■ **Given exercise**
Reproduce every entry exactly and leave its pictures out.

■ **Exercise material**
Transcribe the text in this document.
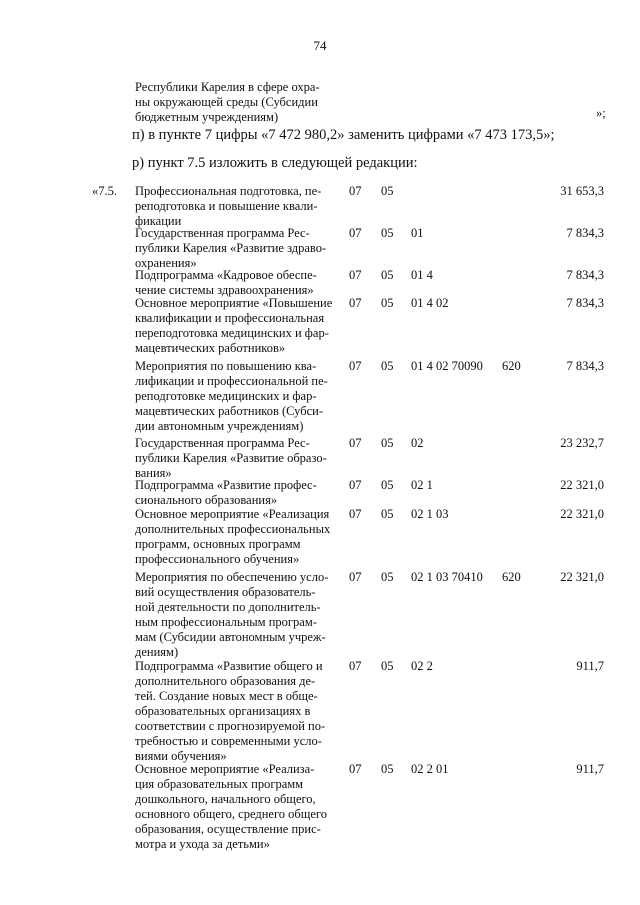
74
Республики Карелия в сфере охра-
ны окружающей среды (Субсидии
бюджетным учреждениям)	»;
п) в пункте 7 цифры «7 472 980,2» заменить цифрами «7 473 173,5»;
р) пункт 7.5 изложить в следующей редакции:
«7.5. Профессиональная подготовка, пе-
реподготовка и повышение квали-
фикации
07 05	31 653,3
Государственная программа Рес-
публики Карелия «Развитие здраво-
охранения»
07 05 01	7 834,3
Подпрограмма «Кадровое обеспе-
чение системы здравоохранения»
07 05 01 4	7 834,3
Основное мероприятие «Повышение
квалификации и профессиональная
переподготовка медицинских и фар-
мацевтических работников»
07 05 01 4 02	7 834,3
Мероприятия по повышению ква-
лификации и профессиональной пе-
реподготовке медицинских и фар-
мацевтических работников (Субси-
дии автономным учреждениям)
07 05 01 4 02 70090 620	7 834,3
Государственная программа Рес-
публики Карелия «Развитие образо-
вания»
07 05 02	23 232,7
Подпрограмма «Развитие профес-
сионального образования»
07 05 02 1	22 321,0
Основное мероприятие «Реализация
дополнительных профессиональных
программ, основных программ
профессионального обучения»
07 05 02 1 03	22 321,0
Мероприятия по обеспечению усло-
вий осуществления образователь-
ной деятельности по дополнитель-
ным профессиональным програм-
мам (Субсидии автономным учреж-
дениям)
07 05 02 1 03 70410 620	22 321,0
Подпрограмма «Развитие общего и
дополнительного образования де-
тей. Создание новых мест в обще-
образовательных организациях в
соответствии с прогнозируемой по-
требностью и современными усло-
виями обучения»
07 05 02 2	911,7
Основное мероприятие «Реализа-
ция образовательных программ
дошкольного, начального общего,
основного общего, среднего общего
образования, осуществление прис-
мотра и ухода за детьми»
07 05 02 2 01	911,7
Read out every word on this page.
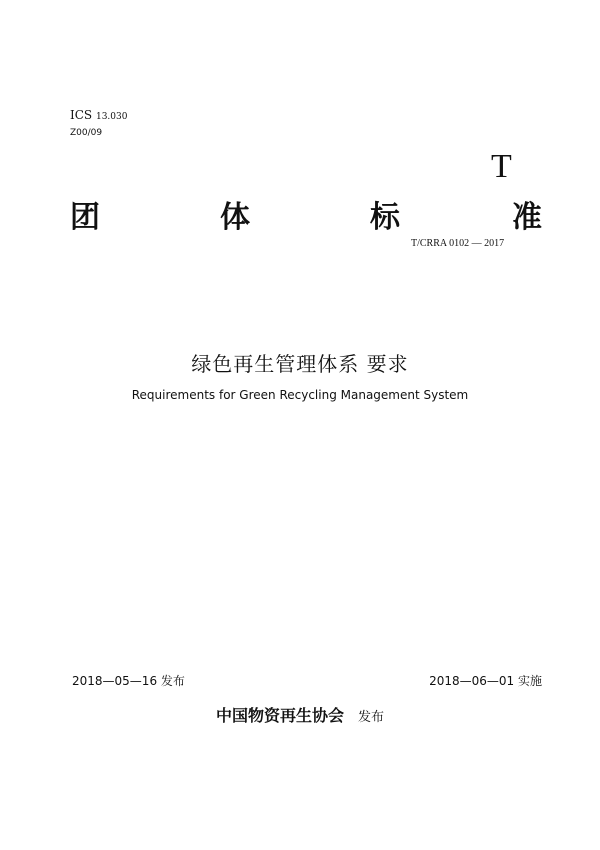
ICS 13.030
Z00/09
T
团	体	标	准
T/CRRA 0102 — 2017
绿色再生管理体系 要求
Requirements for Green Recycling Management System
2018—05—16 发布	2018—06—01 实施
中国物资再生协会 发布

■ **Reply**
Transcribe the text in this document.
74
Республики Карелия в сфере охра-
ны окружающей среды (Субсидии
бюджетным учреждениям)	»;
п) в пункте 7 цифры «7 472 980,2» заменить цифрами «7 473 173,5»;
р) пункт 7.5 изложить в следующей редакции:
«7.5. Профессиональная подготовка, пе-
реподготовка и повышение квали-
фикации
07 05	31 653,3
Государственная программа Рес-
публики Карелия «Развитие здраво-
охранения»
07 05 01	7 834,3
Подпрограмма «Кадровое обеспе-
чение системы здравоохранения»
07 05 01 4	7 834,3
Основное мероприятие «Повышение
квалификации и профессиональная
переподготовка медицинских и фар-
мацевтических работников»
07 05 01 4 02	7 834,3
Мероприятия по повышению ква-
лификации и профессиональной пе-
реподготовке медицинских и фар-
мацевтических работников (Субси-
дии автономным учреждениям)
07 05 01 4 02 70090 620	7 834,3
Государственная программа Рес-
публики Карелия «Развитие образо-
вания»
07 05 02	23 232,7
Подпрограмма «Развитие профес-
сионального образования»
07 05 02 1	22 321,0
Основное мероприятие «Реализация
дополнительных профессиональных
программ, основных программ
профессионального обучения»
07 05 02 1 03	22 321,0
Мероприятия по обеспечению усло-
вий осуществления образователь-
ной деятельности по дополнитель-
ным профессиональным програм-
мам (Субсидии автономным учреж-
дениям)
07 05 02 1 03 70410 620	22 321,0
Подпрограмма «Развитие общего и
дополнительного образования де-
тей. Создание новых мест в обще-
образовательных организациях в
соответствии с прогнозируемой по-
требностью и современными усло-
виями обучения»
07 05 02 2	911,7
Основное мероприятие «Реализа-
ция образовательных программ
дошкольного, начального общего,
основного общего, среднего общего
образования, осуществление прис-
мотра и ухода за детьми»
07 05 02 2 01	911,7
Read out every word on this page.
ICS 13.030
Z00/09
T
团	体	标	准
T/CRRA 0102 — 2017
绿色再生管理体系 要求
Requirements for Green Recycling Management System
2018—05—16 发布	2018—06—01 实施
中国物资再生协会 发布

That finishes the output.